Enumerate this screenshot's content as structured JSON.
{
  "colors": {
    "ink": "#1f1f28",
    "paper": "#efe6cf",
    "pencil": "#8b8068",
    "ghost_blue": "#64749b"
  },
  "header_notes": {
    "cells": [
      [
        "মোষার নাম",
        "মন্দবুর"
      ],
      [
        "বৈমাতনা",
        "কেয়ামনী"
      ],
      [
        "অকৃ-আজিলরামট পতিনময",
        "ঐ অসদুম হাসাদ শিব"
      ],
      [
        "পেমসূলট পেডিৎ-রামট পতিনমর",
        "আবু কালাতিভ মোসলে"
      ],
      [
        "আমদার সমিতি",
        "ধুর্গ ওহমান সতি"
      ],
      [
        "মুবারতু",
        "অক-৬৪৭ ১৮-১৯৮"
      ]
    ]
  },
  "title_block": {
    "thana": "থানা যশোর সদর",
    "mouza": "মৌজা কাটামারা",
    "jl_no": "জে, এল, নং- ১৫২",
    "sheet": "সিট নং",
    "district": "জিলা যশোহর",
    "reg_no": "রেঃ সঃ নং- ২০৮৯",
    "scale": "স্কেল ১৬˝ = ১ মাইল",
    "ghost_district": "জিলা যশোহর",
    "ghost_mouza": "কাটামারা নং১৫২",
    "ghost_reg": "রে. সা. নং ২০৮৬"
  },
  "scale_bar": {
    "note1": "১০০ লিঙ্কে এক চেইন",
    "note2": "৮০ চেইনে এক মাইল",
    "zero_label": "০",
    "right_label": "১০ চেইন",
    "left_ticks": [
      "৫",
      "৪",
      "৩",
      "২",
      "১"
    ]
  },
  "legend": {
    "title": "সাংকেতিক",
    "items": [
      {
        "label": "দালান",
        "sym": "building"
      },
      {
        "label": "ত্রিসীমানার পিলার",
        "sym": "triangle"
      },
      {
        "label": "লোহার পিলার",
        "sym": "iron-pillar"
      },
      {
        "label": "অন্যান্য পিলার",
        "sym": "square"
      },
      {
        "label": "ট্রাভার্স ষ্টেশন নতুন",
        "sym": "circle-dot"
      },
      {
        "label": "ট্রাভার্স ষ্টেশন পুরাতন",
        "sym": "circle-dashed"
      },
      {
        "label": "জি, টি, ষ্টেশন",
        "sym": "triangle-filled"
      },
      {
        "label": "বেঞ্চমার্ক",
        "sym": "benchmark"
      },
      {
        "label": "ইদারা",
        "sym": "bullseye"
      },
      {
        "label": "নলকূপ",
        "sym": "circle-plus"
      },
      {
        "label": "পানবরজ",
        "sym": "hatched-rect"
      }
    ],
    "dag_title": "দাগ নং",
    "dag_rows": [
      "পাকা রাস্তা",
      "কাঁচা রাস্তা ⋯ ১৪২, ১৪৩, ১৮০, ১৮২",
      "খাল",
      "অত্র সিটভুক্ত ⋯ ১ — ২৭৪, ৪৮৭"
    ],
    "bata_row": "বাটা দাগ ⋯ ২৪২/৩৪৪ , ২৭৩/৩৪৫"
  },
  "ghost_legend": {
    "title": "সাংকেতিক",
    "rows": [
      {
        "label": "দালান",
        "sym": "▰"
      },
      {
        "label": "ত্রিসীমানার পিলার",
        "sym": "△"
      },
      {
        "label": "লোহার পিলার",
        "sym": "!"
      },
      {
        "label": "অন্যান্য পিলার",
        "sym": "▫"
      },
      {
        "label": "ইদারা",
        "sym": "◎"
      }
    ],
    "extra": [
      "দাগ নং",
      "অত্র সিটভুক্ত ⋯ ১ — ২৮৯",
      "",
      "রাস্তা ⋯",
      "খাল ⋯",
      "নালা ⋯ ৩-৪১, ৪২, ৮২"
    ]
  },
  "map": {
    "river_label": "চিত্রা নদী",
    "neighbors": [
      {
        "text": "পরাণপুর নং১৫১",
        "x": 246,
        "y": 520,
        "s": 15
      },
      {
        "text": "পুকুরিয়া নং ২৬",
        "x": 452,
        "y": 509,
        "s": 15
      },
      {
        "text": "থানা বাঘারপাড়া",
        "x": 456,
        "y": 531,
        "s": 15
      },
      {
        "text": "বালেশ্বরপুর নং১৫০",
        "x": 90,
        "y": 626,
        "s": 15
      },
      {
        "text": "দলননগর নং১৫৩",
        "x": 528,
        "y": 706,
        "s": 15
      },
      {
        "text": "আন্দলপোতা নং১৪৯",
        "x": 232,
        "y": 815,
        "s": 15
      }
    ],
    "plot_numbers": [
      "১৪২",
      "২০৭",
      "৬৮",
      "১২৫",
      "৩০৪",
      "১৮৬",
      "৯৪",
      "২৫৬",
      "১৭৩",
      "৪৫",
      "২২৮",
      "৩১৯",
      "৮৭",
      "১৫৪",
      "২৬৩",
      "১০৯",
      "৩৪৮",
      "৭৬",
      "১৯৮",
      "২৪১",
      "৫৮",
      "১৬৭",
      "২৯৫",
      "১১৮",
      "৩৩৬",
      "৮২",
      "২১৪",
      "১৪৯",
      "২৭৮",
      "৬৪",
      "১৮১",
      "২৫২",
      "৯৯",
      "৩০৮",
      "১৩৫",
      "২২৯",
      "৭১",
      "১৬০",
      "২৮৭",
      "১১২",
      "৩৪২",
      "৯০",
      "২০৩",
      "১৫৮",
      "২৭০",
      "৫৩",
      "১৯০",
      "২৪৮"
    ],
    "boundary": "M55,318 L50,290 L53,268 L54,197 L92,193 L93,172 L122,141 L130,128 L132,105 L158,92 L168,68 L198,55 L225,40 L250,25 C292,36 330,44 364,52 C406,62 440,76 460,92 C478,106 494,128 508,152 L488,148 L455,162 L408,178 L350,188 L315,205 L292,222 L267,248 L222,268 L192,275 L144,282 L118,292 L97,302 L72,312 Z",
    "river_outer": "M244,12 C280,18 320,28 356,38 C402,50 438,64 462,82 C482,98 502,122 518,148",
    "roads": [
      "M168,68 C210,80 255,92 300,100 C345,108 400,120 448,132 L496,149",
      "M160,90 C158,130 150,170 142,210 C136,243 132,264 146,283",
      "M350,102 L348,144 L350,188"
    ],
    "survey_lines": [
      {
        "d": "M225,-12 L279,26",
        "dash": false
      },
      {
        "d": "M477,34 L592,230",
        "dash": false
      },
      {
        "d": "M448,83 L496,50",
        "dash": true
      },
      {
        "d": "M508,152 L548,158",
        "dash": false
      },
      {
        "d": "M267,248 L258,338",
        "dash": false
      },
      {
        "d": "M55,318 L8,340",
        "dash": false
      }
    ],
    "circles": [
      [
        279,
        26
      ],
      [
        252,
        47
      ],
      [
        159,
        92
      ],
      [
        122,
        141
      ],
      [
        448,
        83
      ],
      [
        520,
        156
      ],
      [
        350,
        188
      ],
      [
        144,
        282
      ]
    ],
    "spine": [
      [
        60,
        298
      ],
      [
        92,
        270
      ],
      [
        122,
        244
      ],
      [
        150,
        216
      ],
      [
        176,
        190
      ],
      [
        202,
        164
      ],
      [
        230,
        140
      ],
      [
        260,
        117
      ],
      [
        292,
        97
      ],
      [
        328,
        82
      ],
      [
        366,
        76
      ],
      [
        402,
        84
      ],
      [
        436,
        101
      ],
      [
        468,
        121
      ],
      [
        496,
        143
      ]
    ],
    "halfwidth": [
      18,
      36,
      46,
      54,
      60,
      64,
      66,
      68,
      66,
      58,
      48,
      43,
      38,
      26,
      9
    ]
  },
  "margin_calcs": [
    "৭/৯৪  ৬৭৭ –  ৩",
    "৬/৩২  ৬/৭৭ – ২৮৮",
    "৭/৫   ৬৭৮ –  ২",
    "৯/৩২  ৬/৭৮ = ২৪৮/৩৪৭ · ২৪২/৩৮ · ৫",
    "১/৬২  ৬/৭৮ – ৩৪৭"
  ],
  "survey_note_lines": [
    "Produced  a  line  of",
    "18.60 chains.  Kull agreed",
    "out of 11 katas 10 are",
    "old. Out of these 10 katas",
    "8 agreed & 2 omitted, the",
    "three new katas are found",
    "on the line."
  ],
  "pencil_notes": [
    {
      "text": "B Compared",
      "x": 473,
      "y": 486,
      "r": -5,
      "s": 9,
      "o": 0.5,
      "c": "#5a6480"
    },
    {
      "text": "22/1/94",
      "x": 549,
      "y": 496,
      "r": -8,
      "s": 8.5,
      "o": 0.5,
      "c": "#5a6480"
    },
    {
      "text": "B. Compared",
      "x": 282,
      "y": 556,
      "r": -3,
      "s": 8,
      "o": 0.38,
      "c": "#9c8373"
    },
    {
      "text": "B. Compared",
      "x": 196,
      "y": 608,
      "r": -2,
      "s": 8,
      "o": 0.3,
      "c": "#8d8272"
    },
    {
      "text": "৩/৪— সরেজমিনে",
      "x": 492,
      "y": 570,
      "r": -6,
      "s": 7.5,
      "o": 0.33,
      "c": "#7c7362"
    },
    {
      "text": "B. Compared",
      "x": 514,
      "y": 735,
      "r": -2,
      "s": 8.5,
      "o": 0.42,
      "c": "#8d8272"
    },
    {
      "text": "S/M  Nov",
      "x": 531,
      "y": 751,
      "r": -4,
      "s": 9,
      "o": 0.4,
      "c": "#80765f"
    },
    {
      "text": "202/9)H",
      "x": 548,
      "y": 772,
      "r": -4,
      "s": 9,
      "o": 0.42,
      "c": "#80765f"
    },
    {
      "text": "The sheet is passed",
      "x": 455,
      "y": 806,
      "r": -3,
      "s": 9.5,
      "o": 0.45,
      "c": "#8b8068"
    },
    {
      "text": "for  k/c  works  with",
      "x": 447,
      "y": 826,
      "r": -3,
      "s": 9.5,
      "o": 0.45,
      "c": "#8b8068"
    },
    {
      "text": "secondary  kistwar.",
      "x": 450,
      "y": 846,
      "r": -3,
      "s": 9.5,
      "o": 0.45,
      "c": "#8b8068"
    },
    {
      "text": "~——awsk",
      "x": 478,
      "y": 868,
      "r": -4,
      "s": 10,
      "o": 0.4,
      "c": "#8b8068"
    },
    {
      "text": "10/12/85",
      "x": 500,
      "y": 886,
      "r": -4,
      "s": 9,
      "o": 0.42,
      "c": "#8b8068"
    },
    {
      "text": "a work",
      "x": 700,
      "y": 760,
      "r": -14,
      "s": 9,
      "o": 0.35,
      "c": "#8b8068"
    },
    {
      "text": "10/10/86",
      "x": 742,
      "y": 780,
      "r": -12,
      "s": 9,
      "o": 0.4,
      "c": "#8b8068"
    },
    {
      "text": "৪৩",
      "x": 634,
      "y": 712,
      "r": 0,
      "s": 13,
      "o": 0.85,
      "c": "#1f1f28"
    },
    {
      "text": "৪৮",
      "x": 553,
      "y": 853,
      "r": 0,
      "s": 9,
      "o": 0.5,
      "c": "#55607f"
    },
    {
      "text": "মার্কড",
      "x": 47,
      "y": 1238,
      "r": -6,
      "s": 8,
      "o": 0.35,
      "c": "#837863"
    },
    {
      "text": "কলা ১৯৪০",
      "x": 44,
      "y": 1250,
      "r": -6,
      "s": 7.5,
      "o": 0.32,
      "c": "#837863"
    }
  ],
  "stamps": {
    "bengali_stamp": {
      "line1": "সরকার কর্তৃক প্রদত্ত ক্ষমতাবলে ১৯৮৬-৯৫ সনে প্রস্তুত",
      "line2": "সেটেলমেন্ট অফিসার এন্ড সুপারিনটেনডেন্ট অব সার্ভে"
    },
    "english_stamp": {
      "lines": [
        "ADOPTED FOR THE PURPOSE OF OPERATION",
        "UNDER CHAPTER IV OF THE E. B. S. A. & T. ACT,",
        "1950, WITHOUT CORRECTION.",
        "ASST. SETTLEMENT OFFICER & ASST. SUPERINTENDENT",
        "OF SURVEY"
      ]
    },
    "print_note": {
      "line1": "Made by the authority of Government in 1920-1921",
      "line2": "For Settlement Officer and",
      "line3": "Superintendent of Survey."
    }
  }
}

◆ **What you have to do**
All lines of the data above that include the word "agreed" must be shown.

◆ **Exercise solution**
    "18.60 chains.  Kull agreed",
    "8 agreed & 2 omitted, the",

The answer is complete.